### Stored rows
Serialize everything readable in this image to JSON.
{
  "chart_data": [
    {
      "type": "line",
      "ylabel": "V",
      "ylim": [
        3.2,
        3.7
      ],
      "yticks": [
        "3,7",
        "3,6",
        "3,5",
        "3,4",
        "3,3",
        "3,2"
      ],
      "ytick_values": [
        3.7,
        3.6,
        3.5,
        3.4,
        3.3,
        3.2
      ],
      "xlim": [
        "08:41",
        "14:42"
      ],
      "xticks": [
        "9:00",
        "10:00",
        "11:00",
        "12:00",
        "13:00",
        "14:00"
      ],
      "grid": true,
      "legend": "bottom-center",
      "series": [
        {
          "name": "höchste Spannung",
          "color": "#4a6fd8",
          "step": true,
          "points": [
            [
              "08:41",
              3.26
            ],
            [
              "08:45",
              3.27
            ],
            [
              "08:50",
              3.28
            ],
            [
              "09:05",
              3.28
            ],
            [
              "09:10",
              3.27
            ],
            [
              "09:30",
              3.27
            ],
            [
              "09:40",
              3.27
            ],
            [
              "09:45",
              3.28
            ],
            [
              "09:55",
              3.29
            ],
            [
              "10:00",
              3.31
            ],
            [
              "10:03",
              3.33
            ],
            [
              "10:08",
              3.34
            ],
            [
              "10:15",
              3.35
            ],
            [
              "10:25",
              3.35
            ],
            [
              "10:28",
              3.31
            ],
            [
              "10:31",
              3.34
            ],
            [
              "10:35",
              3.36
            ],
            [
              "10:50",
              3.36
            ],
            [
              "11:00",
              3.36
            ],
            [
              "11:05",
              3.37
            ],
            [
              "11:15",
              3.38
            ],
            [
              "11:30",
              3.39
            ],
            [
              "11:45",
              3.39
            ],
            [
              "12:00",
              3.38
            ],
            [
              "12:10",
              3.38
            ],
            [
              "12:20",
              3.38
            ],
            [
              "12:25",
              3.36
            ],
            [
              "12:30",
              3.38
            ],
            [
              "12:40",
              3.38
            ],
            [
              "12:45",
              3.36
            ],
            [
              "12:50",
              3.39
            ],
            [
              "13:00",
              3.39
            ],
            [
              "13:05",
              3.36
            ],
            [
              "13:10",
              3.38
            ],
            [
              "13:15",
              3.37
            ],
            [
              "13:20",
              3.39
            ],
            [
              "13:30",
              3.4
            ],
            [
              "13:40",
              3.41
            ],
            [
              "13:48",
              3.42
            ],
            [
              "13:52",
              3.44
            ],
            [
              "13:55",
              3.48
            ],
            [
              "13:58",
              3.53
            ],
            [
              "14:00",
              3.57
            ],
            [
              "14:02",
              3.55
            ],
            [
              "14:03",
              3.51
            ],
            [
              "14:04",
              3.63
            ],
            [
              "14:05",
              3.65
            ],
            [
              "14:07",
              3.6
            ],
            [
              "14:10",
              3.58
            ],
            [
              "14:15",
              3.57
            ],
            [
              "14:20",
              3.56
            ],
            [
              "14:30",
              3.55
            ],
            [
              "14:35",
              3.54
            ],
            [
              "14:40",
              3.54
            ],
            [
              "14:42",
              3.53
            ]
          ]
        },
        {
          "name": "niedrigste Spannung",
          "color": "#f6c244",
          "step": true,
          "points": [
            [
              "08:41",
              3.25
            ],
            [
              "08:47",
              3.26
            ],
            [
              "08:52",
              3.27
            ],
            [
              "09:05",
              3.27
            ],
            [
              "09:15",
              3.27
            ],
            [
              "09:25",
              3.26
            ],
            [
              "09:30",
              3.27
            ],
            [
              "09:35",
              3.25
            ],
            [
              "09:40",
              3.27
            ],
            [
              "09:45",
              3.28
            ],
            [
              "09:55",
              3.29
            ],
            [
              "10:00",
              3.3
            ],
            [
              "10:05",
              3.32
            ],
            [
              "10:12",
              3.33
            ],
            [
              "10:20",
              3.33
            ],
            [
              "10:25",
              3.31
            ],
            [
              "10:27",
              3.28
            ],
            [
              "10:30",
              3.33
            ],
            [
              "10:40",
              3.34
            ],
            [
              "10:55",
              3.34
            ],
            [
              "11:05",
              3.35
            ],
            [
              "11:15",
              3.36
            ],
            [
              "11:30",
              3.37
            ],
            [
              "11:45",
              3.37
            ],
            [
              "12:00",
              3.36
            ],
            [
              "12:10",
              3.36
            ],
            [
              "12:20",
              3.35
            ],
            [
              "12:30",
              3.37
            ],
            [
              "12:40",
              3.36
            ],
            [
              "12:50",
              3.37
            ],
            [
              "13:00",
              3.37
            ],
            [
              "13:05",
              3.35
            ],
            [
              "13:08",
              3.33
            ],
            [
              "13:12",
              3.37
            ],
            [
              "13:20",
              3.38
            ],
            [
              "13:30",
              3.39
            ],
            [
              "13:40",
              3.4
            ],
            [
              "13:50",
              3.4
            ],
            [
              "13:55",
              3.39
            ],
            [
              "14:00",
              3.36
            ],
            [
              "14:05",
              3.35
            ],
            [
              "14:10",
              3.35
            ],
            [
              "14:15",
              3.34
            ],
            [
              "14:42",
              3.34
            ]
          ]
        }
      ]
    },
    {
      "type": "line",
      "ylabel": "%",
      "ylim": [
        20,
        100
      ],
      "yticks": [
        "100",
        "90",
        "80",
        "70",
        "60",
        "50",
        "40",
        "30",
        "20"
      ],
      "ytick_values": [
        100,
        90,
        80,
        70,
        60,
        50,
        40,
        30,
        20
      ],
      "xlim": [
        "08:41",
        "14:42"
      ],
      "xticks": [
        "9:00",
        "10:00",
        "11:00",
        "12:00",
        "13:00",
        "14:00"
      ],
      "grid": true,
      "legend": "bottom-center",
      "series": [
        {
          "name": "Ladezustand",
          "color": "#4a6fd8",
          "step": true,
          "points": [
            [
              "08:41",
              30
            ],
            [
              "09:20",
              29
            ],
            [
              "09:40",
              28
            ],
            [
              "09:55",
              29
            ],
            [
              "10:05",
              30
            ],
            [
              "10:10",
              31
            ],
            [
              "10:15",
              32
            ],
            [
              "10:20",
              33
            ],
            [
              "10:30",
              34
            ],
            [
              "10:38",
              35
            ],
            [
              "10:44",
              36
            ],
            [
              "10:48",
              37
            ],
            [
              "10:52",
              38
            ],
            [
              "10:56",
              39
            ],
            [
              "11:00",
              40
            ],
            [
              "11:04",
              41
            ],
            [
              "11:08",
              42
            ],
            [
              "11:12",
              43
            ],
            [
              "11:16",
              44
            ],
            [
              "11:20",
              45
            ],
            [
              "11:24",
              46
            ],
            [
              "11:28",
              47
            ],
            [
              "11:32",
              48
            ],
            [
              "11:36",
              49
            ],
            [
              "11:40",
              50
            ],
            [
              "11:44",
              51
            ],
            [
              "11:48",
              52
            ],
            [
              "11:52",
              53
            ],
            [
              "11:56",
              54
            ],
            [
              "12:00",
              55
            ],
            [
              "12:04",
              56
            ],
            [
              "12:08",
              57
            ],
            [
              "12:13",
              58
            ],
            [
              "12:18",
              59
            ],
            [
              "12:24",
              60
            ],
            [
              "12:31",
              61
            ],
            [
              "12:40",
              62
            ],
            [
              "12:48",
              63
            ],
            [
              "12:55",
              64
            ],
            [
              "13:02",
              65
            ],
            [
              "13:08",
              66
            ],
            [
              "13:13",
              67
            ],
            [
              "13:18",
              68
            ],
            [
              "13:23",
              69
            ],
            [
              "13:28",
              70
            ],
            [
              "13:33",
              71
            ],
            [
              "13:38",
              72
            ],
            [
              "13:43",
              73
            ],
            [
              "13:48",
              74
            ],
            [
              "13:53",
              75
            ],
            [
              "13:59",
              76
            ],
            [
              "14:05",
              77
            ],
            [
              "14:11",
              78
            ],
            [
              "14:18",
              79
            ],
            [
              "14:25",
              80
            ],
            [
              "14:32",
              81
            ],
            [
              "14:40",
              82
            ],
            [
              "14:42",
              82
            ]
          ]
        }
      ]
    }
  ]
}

### Aim of the exercise
Each line that holds the string "name" counts once; give the total and nothing else.

### Completed task
3